本文:
++++++++

2012 Fiscal Year Annual Research Report
天然物リガンドを利用した間葉系幹細胞の分化制御機構の解析
Publicly Offered Research
Project Area | Chemical Biology using bioactive natural products as specific ligands: identification of molecular targets and regulation of bioactivity |
Project/Area Number |
24102532
|
Research Institution | Microbial Chemistry Research Foundation |
Principal Investigator |
坂本 修一 公益財団法人微生物化学研究会, 微生物化学研究所沼津支所, 研究員 (60346070)

++++++++

データ抜粋:
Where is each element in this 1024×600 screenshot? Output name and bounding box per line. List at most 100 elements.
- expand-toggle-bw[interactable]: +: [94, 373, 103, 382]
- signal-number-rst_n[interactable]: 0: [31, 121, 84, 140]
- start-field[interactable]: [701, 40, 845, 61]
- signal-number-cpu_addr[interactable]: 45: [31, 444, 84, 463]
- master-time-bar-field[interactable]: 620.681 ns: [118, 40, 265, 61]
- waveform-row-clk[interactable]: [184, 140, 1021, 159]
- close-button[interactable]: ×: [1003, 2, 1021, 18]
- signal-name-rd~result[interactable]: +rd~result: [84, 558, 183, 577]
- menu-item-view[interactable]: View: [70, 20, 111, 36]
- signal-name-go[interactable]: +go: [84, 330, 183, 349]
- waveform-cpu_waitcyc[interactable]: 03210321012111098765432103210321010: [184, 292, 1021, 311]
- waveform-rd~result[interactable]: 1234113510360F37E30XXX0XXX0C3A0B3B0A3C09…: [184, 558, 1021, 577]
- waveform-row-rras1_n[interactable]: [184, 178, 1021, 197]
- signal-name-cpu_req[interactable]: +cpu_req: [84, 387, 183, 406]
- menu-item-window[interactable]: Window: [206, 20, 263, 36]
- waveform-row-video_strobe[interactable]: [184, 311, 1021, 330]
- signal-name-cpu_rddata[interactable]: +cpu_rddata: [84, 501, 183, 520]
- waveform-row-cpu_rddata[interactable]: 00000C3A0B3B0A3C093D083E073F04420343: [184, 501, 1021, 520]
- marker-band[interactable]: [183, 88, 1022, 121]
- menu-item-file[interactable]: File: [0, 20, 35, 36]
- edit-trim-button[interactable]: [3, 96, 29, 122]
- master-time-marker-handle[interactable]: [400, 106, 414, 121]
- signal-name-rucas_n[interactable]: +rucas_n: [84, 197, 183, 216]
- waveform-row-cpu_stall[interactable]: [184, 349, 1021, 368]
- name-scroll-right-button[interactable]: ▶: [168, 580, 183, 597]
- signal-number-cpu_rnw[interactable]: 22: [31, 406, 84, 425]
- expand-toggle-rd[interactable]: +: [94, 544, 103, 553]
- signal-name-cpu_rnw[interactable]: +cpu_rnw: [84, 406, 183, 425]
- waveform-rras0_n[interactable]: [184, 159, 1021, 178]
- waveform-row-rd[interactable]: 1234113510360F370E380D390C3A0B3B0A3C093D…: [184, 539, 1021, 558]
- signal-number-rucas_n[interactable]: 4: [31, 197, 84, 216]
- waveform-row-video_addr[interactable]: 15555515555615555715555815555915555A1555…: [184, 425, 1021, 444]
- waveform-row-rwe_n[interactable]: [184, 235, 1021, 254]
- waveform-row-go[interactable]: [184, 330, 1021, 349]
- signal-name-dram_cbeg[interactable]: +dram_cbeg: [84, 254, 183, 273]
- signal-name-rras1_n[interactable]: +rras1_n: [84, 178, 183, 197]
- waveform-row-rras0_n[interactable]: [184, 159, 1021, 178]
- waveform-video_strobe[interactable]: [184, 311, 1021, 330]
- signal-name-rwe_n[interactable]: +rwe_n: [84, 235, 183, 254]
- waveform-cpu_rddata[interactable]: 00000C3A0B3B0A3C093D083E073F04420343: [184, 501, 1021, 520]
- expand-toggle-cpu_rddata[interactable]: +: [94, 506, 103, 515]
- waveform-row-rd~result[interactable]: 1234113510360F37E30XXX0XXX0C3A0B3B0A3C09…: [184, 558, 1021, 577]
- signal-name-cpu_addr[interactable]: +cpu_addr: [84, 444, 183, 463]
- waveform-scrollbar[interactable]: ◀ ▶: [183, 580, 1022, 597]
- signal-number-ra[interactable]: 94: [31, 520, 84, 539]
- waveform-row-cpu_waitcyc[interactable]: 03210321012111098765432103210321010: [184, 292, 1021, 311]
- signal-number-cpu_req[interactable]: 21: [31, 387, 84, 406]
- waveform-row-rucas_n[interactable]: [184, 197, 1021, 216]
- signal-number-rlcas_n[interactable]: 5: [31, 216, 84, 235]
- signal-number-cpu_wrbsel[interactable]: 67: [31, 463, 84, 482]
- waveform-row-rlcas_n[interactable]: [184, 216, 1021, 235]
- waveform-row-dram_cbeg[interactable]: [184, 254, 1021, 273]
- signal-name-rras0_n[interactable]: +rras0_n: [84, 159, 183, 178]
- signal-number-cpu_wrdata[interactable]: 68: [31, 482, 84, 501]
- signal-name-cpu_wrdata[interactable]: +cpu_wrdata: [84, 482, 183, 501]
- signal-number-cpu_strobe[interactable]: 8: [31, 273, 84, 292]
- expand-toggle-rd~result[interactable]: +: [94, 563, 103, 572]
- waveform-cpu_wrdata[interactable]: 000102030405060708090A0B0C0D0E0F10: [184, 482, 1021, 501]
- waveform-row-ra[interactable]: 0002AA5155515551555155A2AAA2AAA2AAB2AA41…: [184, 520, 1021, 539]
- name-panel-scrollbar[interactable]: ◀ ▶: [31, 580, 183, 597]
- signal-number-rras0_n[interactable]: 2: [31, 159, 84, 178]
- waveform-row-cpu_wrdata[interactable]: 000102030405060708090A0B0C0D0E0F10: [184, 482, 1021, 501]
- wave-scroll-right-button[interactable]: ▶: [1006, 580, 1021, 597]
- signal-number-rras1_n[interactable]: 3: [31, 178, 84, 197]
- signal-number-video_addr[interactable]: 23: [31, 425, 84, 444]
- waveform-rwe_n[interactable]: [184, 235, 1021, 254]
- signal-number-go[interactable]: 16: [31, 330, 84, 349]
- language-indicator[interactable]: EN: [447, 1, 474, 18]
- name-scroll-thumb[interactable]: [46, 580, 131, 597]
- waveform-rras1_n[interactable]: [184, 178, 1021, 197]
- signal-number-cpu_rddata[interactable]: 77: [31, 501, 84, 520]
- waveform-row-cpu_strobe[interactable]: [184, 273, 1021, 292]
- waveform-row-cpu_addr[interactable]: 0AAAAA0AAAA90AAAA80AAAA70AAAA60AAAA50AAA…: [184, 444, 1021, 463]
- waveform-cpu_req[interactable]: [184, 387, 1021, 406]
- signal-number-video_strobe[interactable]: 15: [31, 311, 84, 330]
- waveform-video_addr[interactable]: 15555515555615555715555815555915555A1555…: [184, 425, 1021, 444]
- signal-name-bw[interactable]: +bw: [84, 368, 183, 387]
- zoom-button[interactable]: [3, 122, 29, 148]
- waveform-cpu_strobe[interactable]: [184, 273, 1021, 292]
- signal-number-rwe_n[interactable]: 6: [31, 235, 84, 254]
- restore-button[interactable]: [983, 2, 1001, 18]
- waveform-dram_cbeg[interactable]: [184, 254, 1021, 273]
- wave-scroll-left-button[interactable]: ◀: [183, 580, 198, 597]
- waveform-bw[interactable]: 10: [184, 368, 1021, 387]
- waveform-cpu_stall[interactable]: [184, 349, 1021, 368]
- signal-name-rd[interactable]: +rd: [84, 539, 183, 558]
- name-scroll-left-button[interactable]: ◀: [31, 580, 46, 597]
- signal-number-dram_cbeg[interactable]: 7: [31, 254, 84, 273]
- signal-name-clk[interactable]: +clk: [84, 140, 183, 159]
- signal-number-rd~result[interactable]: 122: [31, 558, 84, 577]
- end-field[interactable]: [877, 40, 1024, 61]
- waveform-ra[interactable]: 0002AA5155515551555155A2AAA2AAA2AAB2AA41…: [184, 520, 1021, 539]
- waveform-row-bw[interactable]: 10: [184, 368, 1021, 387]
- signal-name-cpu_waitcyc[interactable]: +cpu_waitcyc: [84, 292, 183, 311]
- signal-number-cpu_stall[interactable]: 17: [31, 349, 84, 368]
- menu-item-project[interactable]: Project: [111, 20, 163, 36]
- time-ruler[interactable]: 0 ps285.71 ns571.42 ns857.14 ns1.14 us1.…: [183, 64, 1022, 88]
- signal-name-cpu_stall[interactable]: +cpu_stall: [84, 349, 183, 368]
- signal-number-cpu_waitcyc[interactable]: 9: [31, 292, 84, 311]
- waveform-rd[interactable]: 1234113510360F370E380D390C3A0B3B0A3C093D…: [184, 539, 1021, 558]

++++++++

設問:
A. 本文で研究代表者として挙げられている人物は誰か。
B. 本文のうち、「2012 Fiscal Year」から始まり「微生物化学研究所沼津支所, 研究員 (60346070)」までの部分を一字一句違えずに書き写せ。
記録はここでは使わない。

各問の解答:
A. 坂本 修一

B.
2012 Fiscal Year Annual Research Report
天然物リガンドを利用した間葉系幹細胞の分化制御機構の解析
Publicly Offered Research
Project Area | Chemical Biology using bioactive natural products as specific ligands: identification of molecular targets and regulation of bioactivity |
Project/Area Number |
24102532
|
Research Institution | Microbial Chemistry Research Foundation |
Principal Investigator |
坂本 修一 公益財団法人微生物化学研究会, 微生物化学研究所沼津支所, 研究員 (60346070)